**The problem**
Below are the records; copy each line in them that holds the word "Copiar".

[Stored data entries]
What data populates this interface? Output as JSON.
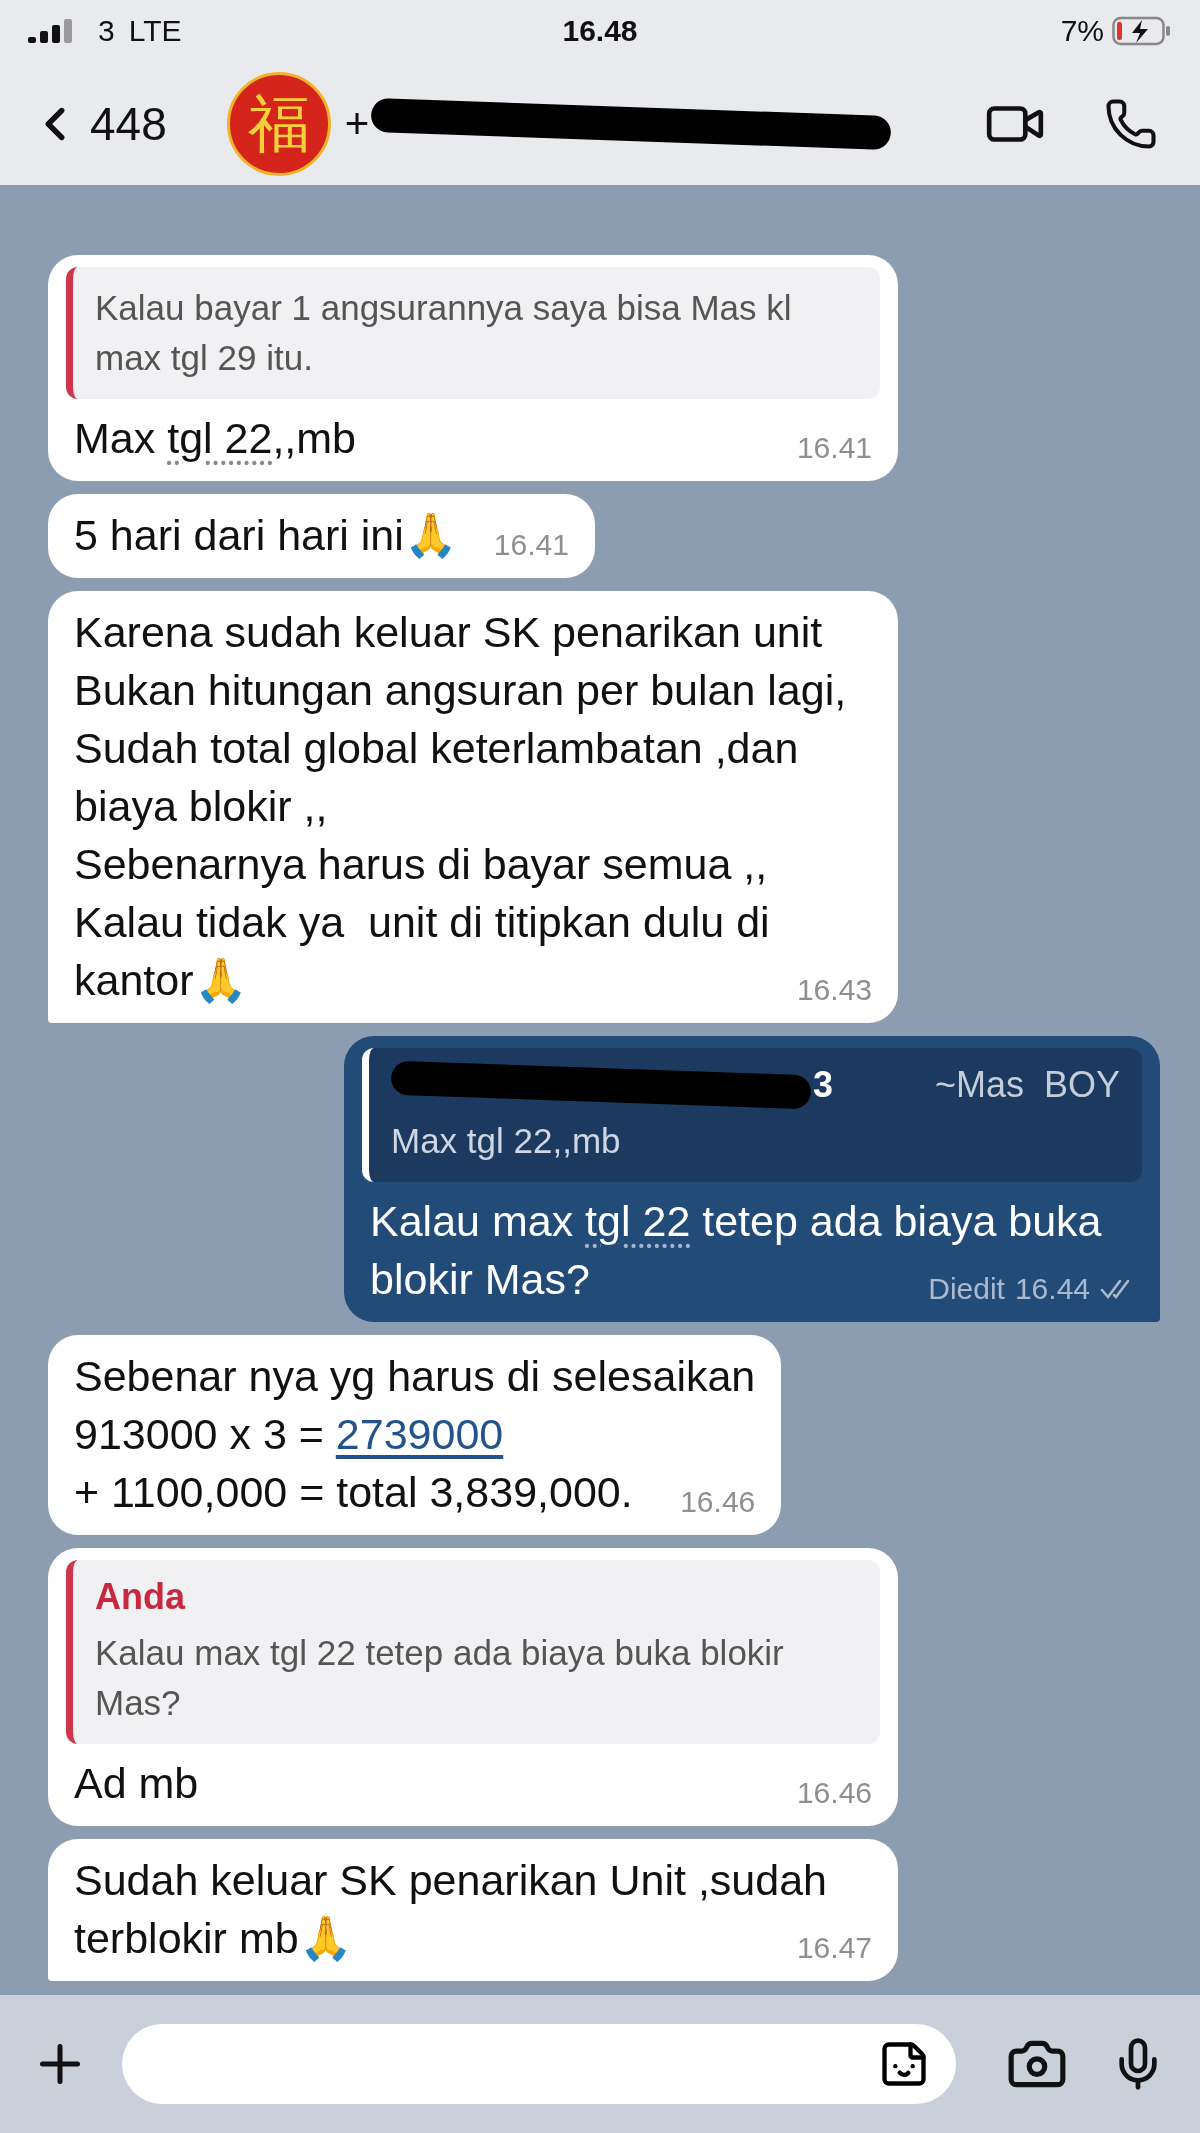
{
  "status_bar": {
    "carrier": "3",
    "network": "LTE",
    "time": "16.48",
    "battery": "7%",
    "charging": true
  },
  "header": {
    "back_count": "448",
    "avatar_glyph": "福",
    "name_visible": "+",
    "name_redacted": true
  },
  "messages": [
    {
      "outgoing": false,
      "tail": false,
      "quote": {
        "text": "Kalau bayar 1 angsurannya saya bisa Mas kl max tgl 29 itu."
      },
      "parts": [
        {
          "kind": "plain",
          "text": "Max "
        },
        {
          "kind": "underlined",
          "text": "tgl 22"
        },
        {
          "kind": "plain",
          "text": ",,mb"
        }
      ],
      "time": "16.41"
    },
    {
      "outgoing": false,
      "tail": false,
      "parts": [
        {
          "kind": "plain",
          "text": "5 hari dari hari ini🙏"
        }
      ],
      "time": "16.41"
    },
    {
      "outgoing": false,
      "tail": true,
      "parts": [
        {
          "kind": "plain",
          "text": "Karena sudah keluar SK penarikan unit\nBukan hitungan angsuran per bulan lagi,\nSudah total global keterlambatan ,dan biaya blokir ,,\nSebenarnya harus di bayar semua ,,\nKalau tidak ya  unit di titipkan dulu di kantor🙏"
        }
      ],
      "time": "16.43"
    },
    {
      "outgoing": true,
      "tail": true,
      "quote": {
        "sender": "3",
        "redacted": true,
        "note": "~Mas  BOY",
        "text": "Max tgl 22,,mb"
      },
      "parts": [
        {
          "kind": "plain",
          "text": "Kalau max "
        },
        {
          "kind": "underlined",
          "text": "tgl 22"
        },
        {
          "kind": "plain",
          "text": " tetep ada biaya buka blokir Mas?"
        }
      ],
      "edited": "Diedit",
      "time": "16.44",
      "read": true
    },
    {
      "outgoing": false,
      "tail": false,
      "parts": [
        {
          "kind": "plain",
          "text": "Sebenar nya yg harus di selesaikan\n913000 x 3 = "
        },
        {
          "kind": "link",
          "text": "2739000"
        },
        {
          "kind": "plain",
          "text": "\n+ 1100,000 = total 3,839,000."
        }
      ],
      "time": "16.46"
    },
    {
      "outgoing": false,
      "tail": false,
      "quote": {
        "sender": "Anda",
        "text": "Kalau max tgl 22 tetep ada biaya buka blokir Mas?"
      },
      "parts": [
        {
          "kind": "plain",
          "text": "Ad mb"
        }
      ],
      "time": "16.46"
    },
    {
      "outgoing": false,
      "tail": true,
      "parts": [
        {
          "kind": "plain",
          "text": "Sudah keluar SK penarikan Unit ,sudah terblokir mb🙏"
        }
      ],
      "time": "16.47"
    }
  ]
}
* * *
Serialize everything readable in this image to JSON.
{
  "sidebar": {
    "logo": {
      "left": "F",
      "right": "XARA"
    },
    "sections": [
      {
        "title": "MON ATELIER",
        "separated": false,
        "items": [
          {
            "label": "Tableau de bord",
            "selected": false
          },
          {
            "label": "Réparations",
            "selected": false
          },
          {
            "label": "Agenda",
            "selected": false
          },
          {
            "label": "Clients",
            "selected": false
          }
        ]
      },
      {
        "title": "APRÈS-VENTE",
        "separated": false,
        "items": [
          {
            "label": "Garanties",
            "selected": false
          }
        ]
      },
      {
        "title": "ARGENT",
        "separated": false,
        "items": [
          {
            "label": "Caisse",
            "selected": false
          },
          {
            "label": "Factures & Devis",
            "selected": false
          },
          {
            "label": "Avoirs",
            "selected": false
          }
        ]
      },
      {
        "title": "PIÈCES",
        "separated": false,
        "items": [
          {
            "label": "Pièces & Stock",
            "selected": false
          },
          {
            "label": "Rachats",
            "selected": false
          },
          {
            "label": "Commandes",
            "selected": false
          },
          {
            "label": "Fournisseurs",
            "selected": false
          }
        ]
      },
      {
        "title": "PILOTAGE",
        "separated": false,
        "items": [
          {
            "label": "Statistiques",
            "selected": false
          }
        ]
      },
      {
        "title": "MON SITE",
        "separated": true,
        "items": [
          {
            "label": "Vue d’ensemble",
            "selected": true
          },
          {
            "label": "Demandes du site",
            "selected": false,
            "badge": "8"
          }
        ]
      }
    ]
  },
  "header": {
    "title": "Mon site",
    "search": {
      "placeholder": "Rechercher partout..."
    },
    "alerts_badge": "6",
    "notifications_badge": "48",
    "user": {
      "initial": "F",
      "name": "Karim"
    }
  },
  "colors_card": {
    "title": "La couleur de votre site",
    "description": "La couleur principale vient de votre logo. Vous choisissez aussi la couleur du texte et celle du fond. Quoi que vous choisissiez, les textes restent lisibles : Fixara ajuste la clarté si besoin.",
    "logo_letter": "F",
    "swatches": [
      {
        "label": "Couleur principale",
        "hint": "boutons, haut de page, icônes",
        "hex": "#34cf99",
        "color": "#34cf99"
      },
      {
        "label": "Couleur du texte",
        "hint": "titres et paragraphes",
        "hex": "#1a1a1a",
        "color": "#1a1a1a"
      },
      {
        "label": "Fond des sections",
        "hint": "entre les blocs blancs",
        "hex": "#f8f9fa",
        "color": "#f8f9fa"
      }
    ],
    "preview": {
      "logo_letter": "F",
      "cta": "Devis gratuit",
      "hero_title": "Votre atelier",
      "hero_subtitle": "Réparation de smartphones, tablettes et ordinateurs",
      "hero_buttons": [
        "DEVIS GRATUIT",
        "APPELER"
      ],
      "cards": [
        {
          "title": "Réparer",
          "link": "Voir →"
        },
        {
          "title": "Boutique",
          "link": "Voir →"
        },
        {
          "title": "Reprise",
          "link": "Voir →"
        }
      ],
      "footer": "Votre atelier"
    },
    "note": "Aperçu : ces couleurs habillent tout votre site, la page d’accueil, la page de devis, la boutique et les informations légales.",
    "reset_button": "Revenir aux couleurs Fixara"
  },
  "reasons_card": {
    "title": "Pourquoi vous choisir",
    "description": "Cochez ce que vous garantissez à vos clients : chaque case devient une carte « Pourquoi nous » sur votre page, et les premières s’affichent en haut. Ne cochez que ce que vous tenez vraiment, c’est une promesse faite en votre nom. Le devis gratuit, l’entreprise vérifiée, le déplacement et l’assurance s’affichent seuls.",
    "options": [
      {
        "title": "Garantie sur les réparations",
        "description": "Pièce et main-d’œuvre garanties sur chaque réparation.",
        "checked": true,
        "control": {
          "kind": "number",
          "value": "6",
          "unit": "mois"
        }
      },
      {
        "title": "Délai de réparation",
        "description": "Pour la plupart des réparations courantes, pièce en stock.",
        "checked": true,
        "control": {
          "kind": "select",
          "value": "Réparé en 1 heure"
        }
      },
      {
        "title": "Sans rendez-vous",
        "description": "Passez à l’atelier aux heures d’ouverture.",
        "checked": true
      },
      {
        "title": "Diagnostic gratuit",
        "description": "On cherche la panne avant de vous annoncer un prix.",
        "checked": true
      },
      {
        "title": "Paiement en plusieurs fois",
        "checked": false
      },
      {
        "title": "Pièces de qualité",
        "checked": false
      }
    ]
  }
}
--
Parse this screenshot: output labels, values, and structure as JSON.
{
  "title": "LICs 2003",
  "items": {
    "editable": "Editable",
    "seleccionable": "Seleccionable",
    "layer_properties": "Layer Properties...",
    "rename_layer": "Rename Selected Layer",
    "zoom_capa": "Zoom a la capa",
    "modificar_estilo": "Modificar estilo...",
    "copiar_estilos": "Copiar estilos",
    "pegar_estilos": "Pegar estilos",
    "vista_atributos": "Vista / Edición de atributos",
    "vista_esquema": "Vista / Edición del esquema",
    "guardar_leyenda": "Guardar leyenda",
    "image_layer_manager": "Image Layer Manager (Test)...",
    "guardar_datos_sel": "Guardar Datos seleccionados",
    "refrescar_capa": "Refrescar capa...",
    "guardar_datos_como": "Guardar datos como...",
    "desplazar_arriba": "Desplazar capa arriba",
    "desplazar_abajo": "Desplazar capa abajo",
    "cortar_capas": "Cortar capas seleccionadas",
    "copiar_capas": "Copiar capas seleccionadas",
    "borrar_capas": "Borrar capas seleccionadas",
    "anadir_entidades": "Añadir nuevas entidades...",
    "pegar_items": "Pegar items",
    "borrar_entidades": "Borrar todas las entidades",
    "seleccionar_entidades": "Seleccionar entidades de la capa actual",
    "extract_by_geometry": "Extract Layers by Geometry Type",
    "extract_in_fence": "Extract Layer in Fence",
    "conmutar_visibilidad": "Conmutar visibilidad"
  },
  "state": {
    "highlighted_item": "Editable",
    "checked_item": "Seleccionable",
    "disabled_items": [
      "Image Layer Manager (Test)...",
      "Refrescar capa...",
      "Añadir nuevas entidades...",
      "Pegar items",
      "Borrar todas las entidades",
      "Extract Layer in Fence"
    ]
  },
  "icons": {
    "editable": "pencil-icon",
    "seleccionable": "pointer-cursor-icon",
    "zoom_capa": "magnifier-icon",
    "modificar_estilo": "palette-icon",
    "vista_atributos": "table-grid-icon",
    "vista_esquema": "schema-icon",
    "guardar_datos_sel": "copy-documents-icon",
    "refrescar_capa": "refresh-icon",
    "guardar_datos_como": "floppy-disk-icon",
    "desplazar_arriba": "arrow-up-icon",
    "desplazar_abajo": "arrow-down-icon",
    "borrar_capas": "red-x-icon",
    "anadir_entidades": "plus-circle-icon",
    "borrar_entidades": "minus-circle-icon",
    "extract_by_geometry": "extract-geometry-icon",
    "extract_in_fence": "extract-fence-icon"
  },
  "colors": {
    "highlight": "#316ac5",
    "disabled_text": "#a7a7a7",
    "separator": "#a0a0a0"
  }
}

**Written solution**
    "copiar_estilos": "Copiar estilos",
    "copiar_capas": "Copiar capas seleccionadas",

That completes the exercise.